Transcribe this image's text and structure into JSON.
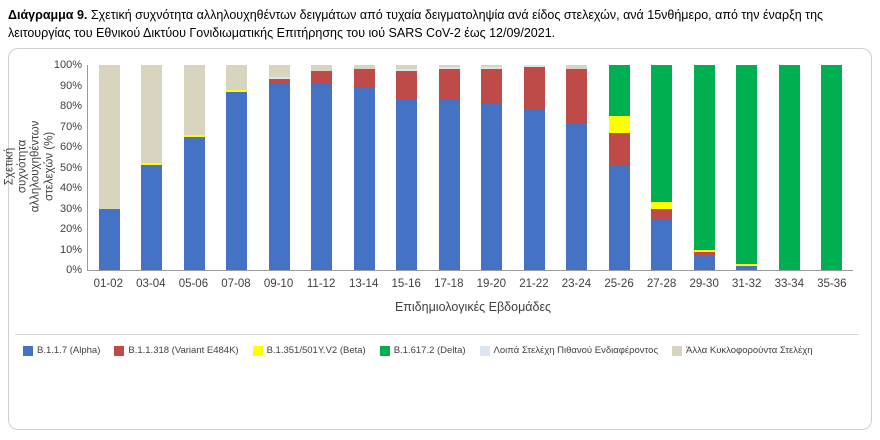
{
  "header": {
    "title_prefix": "Διάγραμμα 9.",
    "title_text": " Σχετική συχνότητα αλληλουχηθέντων δειγμάτων από τυχαία δειγματοληψία ανά είδος στελεχών, ανά 15νθήμερο, από την έναρξη της λειτουργίας του Εθνικού Δικτύου Γονιδιωματικής Επιτήρησης του ιού SARS CoV-2 έως 12/09/2021."
  },
  "chart_data": {
    "type": "bar",
    "stacked": true,
    "title": "",
    "xlabel": "Επιδημιολογικές Εβδομάδες",
    "ylabel": "Σχετική συχνότητα αλληλουχηθέντων στελεχών (%)",
    "ylim": [
      0,
      100
    ],
    "y_tick_step": 10,
    "y_tick_format": "percent",
    "grid": false,
    "legend_position": "bottom",
    "categories": [
      "01-02",
      "03-04",
      "05-06",
      "07-08",
      "09-10",
      "11-12",
      "13-14",
      "15-16",
      "17-18",
      "19-20",
      "21-22",
      "23-24",
      "25-26",
      "27-28",
      "29-30",
      "31-32",
      "33-34",
      "35-36"
    ],
    "series": [
      {
        "key": "alpha",
        "name": "B.1.1.7 (Alpha)",
        "color": "#4472C4",
        "values": [
          30,
          51,
          65,
          87,
          91,
          91,
          89,
          83,
          83,
          81,
          78,
          71,
          51,
          25,
          7,
          2,
          0,
          0
        ]
      },
      {
        "key": "e484k",
        "name": "B.1.1.318 (Variant E484K)",
        "color": "#BE4B48",
        "values": [
          0,
          0,
          0,
          0,
          2,
          6,
          9,
          14,
          15,
          17,
          21,
          27,
          16,
          5,
          2,
          0,
          0,
          0
        ]
      },
      {
        "key": "beta",
        "name": "B.1.351/501Y.V2 (Beta)",
        "color": "#FFFF00",
        "values": [
          0,
          1,
          1,
          1,
          0,
          0,
          0,
          0,
          0,
          0,
          0,
          0,
          8,
          3,
          1,
          1,
          0,
          0
        ]
      },
      {
        "key": "delta",
        "name": "B.1.617.2 (Delta)",
        "color": "#00B050",
        "values": [
          0,
          0,
          0,
          0,
          0,
          0,
          0,
          0,
          0,
          0,
          0,
          0,
          25,
          67,
          90,
          97,
          100,
          100
        ]
      },
      {
        "key": "other_interest",
        "name": "Λοιπά Στελέχη Πιθανού Ενδιαφέροντος",
        "color": "#DCE6F1",
        "values": [
          0,
          0,
          0,
          0,
          1,
          0,
          0,
          1,
          1,
          1,
          1,
          0,
          0,
          0,
          0,
          0,
          0,
          0
        ]
      },
      {
        "key": "other_circulating",
        "name": "Άλλα Κυκλοφορούντα Στελέχη",
        "color": "#D8D4BE",
        "values": [
          70,
          48,
          34,
          12,
          6,
          3,
          2,
          2,
          1,
          1,
          0,
          2,
          0,
          0,
          0,
          0,
          0,
          0
        ]
      }
    ]
  }
}
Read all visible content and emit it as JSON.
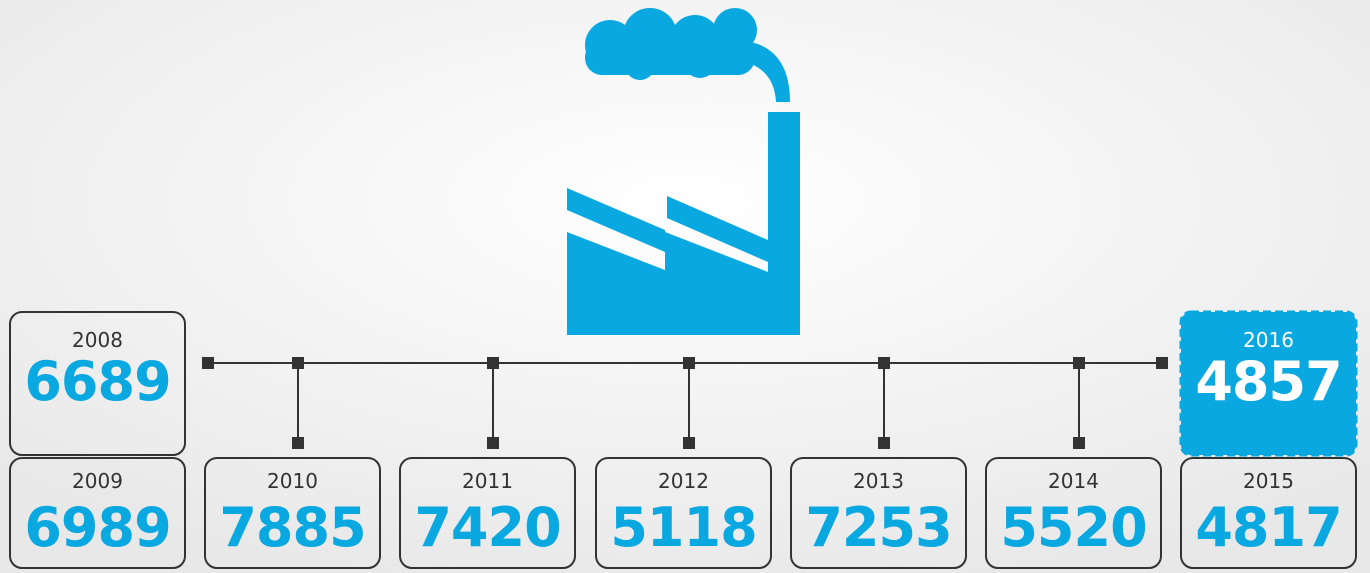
{
  "top": [
    {
      "year": "2008",
      "value": "6689"
    },
    {
      "year": "2016",
      "value": "4857"
    }
  ],
  "bottom": [
    {
      "year": "2009",
      "value": "6989"
    },
    {
      "year": "2010",
      "value": "7885"
    },
    {
      "year": "2011",
      "value": "7420"
    },
    {
      "year": "2012",
      "value": "5118"
    },
    {
      "year": "2013",
      "value": "7253"
    },
    {
      "year": "2014",
      "value": "5520"
    },
    {
      "year": "2015",
      "value": "4817"
    }
  ]
}
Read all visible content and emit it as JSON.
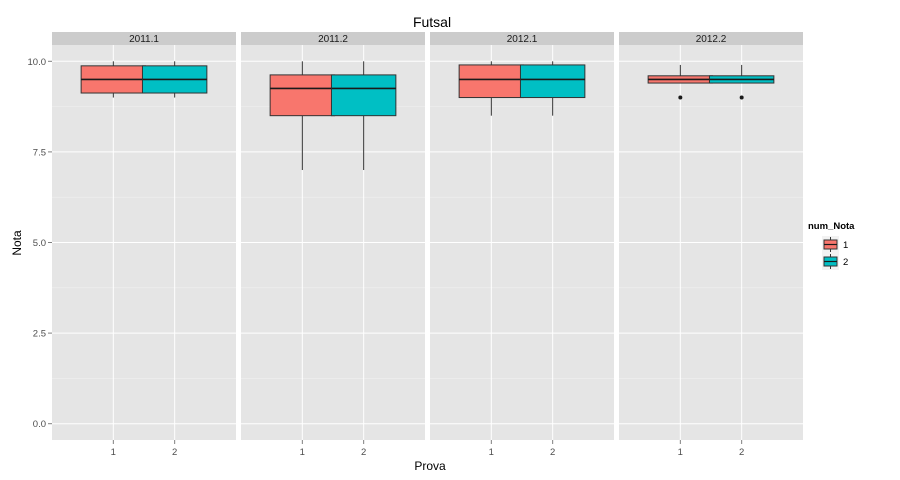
{
  "chart_data": {
    "type": "boxplot",
    "title": "Futsal",
    "xlabel": "Prova",
    "ylabel": "Nota",
    "ylim": [
      -0.45,
      10.45
    ],
    "y_ticks": [
      0.0,
      2.5,
      5.0,
      7.5,
      10.0
    ],
    "y_tick_labels": [
      "0.0",
      "2.5",
      "5.0",
      "7.5",
      "10.0"
    ],
    "x_categories": [
      "1",
      "2"
    ],
    "grid": true,
    "legend": {
      "title": "num_Nota",
      "position": "right",
      "entries": [
        {
          "label": "1",
          "color": "#F8766D"
        },
        {
          "label": "2",
          "color": "#00BFC4"
        }
      ]
    },
    "panels": [
      {
        "label": "2011.1",
        "boxes": [
          {
            "x": "1",
            "group": "1",
            "min": 9.0,
            "q1": 9.125,
            "median": 9.5,
            "q3": 9.875,
            "max": 10.0,
            "outliers": []
          },
          {
            "x": "2",
            "group": "2",
            "min": 9.0,
            "q1": 9.125,
            "median": 9.5,
            "q3": 9.875,
            "max": 10.0,
            "outliers": []
          }
        ]
      },
      {
        "label": "2011.2",
        "boxes": [
          {
            "x": "1",
            "group": "1",
            "min": 7.0,
            "q1": 8.5,
            "median": 9.25,
            "q3": 9.625,
            "max": 10.0,
            "outliers": []
          },
          {
            "x": "2",
            "group": "2",
            "min": 7.0,
            "q1": 8.5,
            "median": 9.25,
            "q3": 9.625,
            "max": 10.0,
            "outliers": []
          }
        ]
      },
      {
        "label": "2012.1",
        "boxes": [
          {
            "x": "1",
            "group": "1",
            "min": 8.5,
            "q1": 9.0,
            "median": 9.5,
            "q3": 9.9,
            "max": 10.0,
            "outliers": []
          },
          {
            "x": "2",
            "group": "2",
            "min": 8.5,
            "q1": 9.0,
            "median": 9.5,
            "q3": 9.9,
            "max": 10.0,
            "outliers": []
          }
        ]
      },
      {
        "label": "2012.2",
        "boxes": [
          {
            "x": "1",
            "group": "1",
            "min": 9.4,
            "q1": 9.4,
            "median": 9.5,
            "q3": 9.6,
            "max": 9.9,
            "outliers": [
              9.0
            ]
          },
          {
            "x": "2",
            "group": "2",
            "min": 9.4,
            "q1": 9.4,
            "median": 9.5,
            "q3": 9.6,
            "max": 9.9,
            "outliers": [
              9.0
            ]
          }
        ]
      }
    ]
  }
}
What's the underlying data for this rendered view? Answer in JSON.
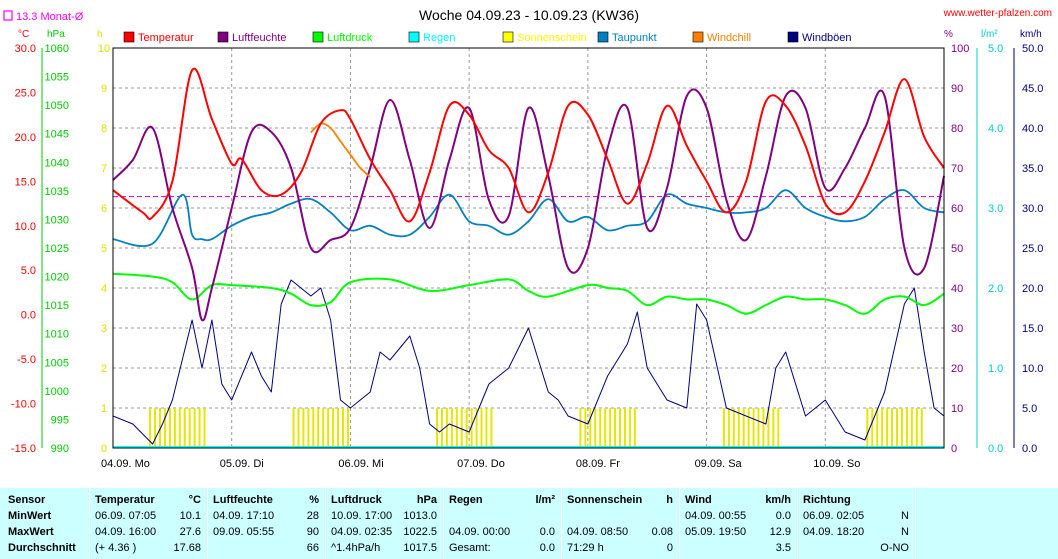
{
  "header": {
    "title": "Woche 04.09.23 - 10.09.23 (KW36)",
    "site": "www.wetter-pfalzen.com",
    "avg_label": "13.3 Monat-Ø"
  },
  "legend": [
    {
      "label": "Temperatur",
      "color": "#ff0000"
    },
    {
      "label": "Luftfeuchte",
      "color": "#800080"
    },
    {
      "label": "Luftdruck",
      "color": "#00ff00"
    },
    {
      "label": "Regen",
      "color": "#00ffff"
    },
    {
      "label": "Sonnenschein",
      "color": "#ffff00"
    },
    {
      "label": "Taupunkt",
      "color": "#0080c0"
    },
    {
      "label": "Windchill",
      "color": "#ff8000"
    },
    {
      "label": "Windböen",
      "color": "#000080"
    }
  ],
  "chart_data": {
    "type": "line",
    "title": "Woche 04.09.23 - 10.09.23 (KW36)",
    "x_categories": [
      "04.09. Mo",
      "05.09. Di",
      "06.09. Mi",
      "07.09. Do",
      "08.09. Fr",
      "09.09. Sa",
      "10.09. So"
    ],
    "x_range_hours": [
      0,
      168
    ],
    "axes": {
      "temperature": {
        "unit": "°C",
        "range": [
          -15,
          30
        ],
        "color": "#ff0000",
        "ticks": [
          "30.0",
          "25.0",
          "20.0",
          "15.0",
          "10.0",
          "5.0",
          "0.0",
          "-5.0",
          "-10.0",
          "-15.0"
        ]
      },
      "pressure": {
        "unit": "hPa",
        "range": [
          990,
          1060
        ],
        "color": "#00cc00",
        "ticks": [
          "1060",
          "1055",
          "1050",
          "1045",
          "1040",
          "1035",
          "1030",
          "1025",
          "1020",
          "1015",
          "1010",
          "1005",
          "1000",
          "995",
          "990"
        ]
      },
      "sunshine": {
        "unit": "h",
        "range": [
          0,
          10
        ],
        "color": "#e0e000",
        "ticks": [
          "10",
          "9",
          "8",
          "7",
          "6",
          "5",
          "4",
          "3",
          "2",
          "1",
          "0"
        ]
      },
      "humidity": {
        "unit": "%",
        "range": [
          0,
          100
        ],
        "color": "#800080",
        "ticks": [
          "100",
          "90",
          "80",
          "70",
          "60",
          "50",
          "40",
          "30",
          "20",
          "10",
          "0"
        ]
      },
      "rain": {
        "unit": "l/m²",
        "range": [
          0,
          5
        ],
        "color": "#00ffff",
        "ticks": [
          "5.0",
          "4.0",
          "3.0",
          "2.0",
          "1.0",
          "0.0"
        ]
      },
      "wind": {
        "unit": "km/h",
        "range": [
          0,
          50
        ],
        "color": "#000080",
        "ticks": [
          "50.0",
          "45.0",
          "40.0",
          "35.0",
          "30.0",
          "25.0",
          "20.0",
          "15.0",
          "10.0",
          "5.0",
          "0.0"
        ]
      }
    },
    "monthly_avg_temperature": 13.3,
    "grid": true,
    "series": [
      {
        "name": "Temperatur",
        "axis": "temperature",
        "color": "#ff0000",
        "x": [
          0,
          6,
          8,
          12,
          16,
          20,
          24,
          26,
          30,
          34,
          38,
          42,
          46,
          48,
          52,
          56,
          60,
          64,
          68,
          72,
          76,
          80,
          84,
          88,
          92,
          96,
          100,
          104,
          108,
          112,
          116,
          120,
          124,
          128,
          132,
          136,
          140,
          144,
          148,
          152,
          156,
          160,
          164,
          168
        ],
        "y": [
          14,
          11.5,
          11,
          15,
          27.5,
          22,
          17,
          17.5,
          14,
          13.5,
          16,
          21.5,
          23,
          22,
          17.5,
          14,
          10.5,
          16,
          23.5,
          22.5,
          18.5,
          16.5,
          11.5,
          16,
          23.5,
          22.5,
          17.5,
          12.5,
          17,
          23.5,
          19,
          15,
          11.5,
          15,
          24,
          23.5,
          19,
          12.5,
          11.5,
          15,
          20.5,
          26.5,
          20,
          16.5
        ]
      },
      {
        "name": "Luftfeuchte",
        "axis": "humidity",
        "color": "#800080",
        "x": [
          0,
          4,
          8,
          12,
          16,
          18,
          20,
          24,
          28,
          32,
          36,
          40,
          44,
          48,
          52,
          56,
          60,
          64,
          68,
          72,
          76,
          80,
          84,
          88,
          92,
          96,
          100,
          104,
          108,
          112,
          116,
          120,
          124,
          128,
          132,
          136,
          140,
          144,
          148,
          152,
          156,
          160,
          164,
          168
        ],
        "y": [
          67,
          72,
          80,
          60,
          45,
          32,
          40,
          60,
          79,
          79,
          70,
          50,
          52,
          55,
          70,
          87,
          72,
          55,
          72,
          85,
          62,
          58,
          85,
          68,
          45,
          50,
          75,
          85,
          55,
          65,
          88,
          85,
          62,
          52,
          68,
          88,
          85,
          65,
          70,
          80,
          88,
          50,
          45,
          68
        ]
      },
      {
        "name": "Luftdruck",
        "axis": "pressure",
        "color": "#00ff00",
        "x": [
          0,
          8,
          12,
          16,
          20,
          24,
          32,
          36,
          40,
          44,
          48,
          56,
          64,
          72,
          80,
          84,
          88,
          96,
          100,
          104,
          108,
          112,
          116,
          120,
          124,
          128,
          132,
          136,
          140,
          144,
          148,
          152,
          156,
          160,
          164,
          168
        ],
        "y": [
          1020.5,
          1020,
          1019,
          1016,
          1018.5,
          1018.5,
          1018,
          1017,
          1015,
          1015.5,
          1019,
          1019.5,
          1017.5,
          1018.5,
          1019.5,
          1017.5,
          1016.5,
          1018.5,
          1018,
          1017.5,
          1015,
          1016.5,
          1016,
          1016,
          1015,
          1013.5,
          1015,
          1016.5,
          1016,
          1016,
          1015,
          1013.5,
          1016,
          1016.5,
          1015,
          1017
        ]
      },
      {
        "name": "Windchill",
        "axis": "temperature",
        "color": "#ff8000",
        "x": [
          40,
          42,
          44,
          46,
          48,
          50,
          52
        ],
        "y": [
          20.5,
          21.5,
          21,
          19.5,
          18,
          16.5,
          15.5
        ]
      },
      {
        "name": "Taupunkt",
        "axis": "temperature",
        "color": "#0080c0",
        "x": [
          0,
          8,
          14,
          16,
          18,
          20,
          24,
          28,
          32,
          36,
          40,
          44,
          48,
          52,
          56,
          60,
          64,
          68,
          72,
          76,
          80,
          84,
          88,
          92,
          96,
          100,
          104,
          108,
          112,
          116,
          120,
          124,
          128,
          132,
          136,
          140,
          144,
          148,
          152,
          156,
          160,
          164,
          168
        ],
        "y": [
          8.5,
          8,
          13.5,
          9,
          8.5,
          8.5,
          10,
          11,
          11.5,
          12.5,
          13,
          11.5,
          9.5,
          10,
          9,
          9,
          11,
          13.5,
          10.5,
          10,
          9,
          10.5,
          13,
          10.5,
          11,
          9.5,
          10,
          10.5,
          13.5,
          12.5,
          12,
          11.5,
          11.5,
          12,
          14,
          12,
          11,
          10.5,
          11,
          13,
          14,
          12,
          11.5
        ]
      },
      {
        "name": "Windböen",
        "axis": "wind",
        "color": "#000080",
        "x": [
          0,
          4,
          8,
          10,
          12,
          16,
          18,
          20,
          22,
          24,
          28,
          30,
          32,
          34,
          36,
          40,
          42,
          44,
          46,
          48,
          52,
          54,
          56,
          60,
          62,
          64,
          66,
          68,
          72,
          76,
          80,
          84,
          88,
          90,
          92,
          96,
          100,
          104,
          106,
          108,
          112,
          116,
          118,
          120,
          124,
          128,
          132,
          134,
          136,
          140,
          144,
          148,
          152,
          156,
          160,
          162,
          164,
          166,
          168
        ],
        "y": [
          4,
          3,
          0.5,
          3,
          6,
          16,
          10,
          16,
          8,
          6,
          12,
          9,
          7,
          18,
          21,
          19,
          20,
          16,
          6,
          5,
          7,
          12,
          11,
          14,
          10,
          3,
          2,
          3,
          2,
          8,
          10,
          15,
          7,
          6,
          4,
          3,
          9,
          13,
          17,
          10,
          6,
          5,
          18,
          16,
          5,
          4,
          3,
          10,
          12,
          4,
          6,
          2,
          1,
          7,
          18,
          20,
          12,
          5,
          4
        ]
      }
    ],
    "sunshine": {
      "name": "Sonnenschein",
      "axis": "sunshine",
      "color": "#ffff00",
      "bars": [
        [
          7.5,
          19,
          1
        ],
        [
          36.5,
          48,
          1
        ],
        [
          65.5,
          77,
          1
        ],
        [
          94.5,
          106,
          1
        ],
        [
          123.5,
          135,
          1
        ],
        [
          152.5,
          164,
          1
        ]
      ]
    },
    "rain_total": 0.0
  },
  "table": {
    "labels": {
      "sensor": "Sensor",
      "min": "MinWert",
      "max": "MaxWert",
      "avg": "Durchschnitt"
    },
    "temperature": {
      "header": "Temperatur",
      "unit": "°C",
      "min_time": "06.09.  07:05",
      "min_value": "10.1",
      "max_time": "04.09.  16:00",
      "max_value": "27.6",
      "avg_note": "(+ 4.36 )",
      "avg_value": "17.68"
    },
    "humidity": {
      "header": "Luftfeuchte",
      "unit": "%",
      "min_time": "04.09.  17:10",
      "min_value": "28",
      "max_time": "09.09.  05:55",
      "max_value": "90",
      "avg_value": "66"
    },
    "pressure": {
      "header": "Luftdruck",
      "unit": "hPa",
      "min_time": "10.09.  17:00",
      "min_value": "1013.0",
      "max_time": "04.09.  02:35",
      "max_value": "1022.5",
      "avg_note": "^1.4hPa/h",
      "avg_value": "1017.5"
    },
    "rain": {
      "header": "Regen",
      "unit": "l/m²",
      "max_time": "04.09.  00:00",
      "max_value": "0.0",
      "avg_note": "Gesamt:",
      "avg_value": "0.0"
    },
    "sunshine": {
      "header": "Sonnenschein",
      "unit": "h",
      "max_time": "04.09.  08:50",
      "max_value": "0.08",
      "avg_note": "71:29 h",
      "avg_value": "0"
    },
    "wind": {
      "header": "Wind",
      "unit": "km/h",
      "min_time": "04.09.  00:55",
      "min_value": "0.0",
      "max_time": "05.09.  19:50",
      "max_value": "12.9",
      "avg_value": "3.5"
    },
    "direction": {
      "header": "Richtung",
      "min_time": "06.09.  02:05",
      "min_value": "N",
      "max_time": "04.09.  18:20",
      "max_value": "N",
      "avg_value": "O-NO"
    }
  }
}
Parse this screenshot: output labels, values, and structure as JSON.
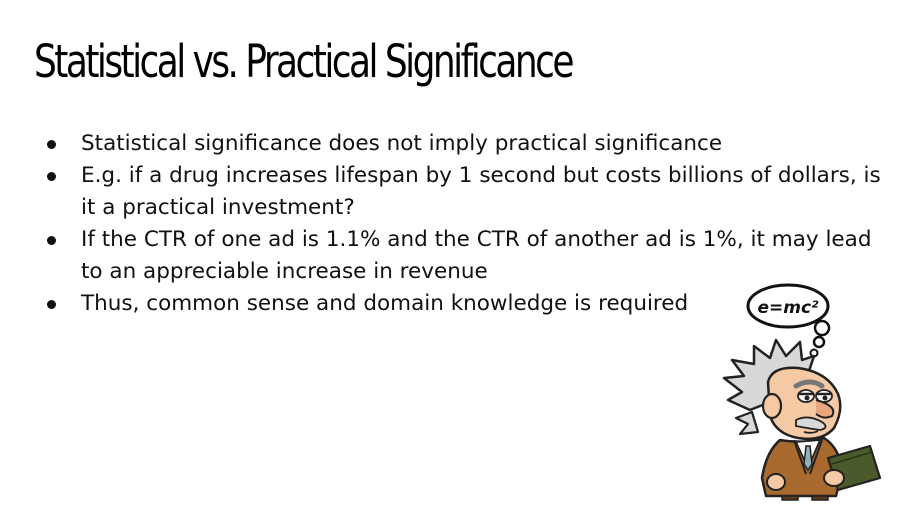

┄┄┄┄┄┄┄┄┄┄┄┄┄┄┄┄┄┄┄┄

= Aim =
List every line above containing the word "Στελέχη".

= Full response =
        "name": "Λοιπά Στελέχη Πιθανού Ενδιαφέροντος",
        "name": "Άλλα Κυκλοφορούντα Στελέχη",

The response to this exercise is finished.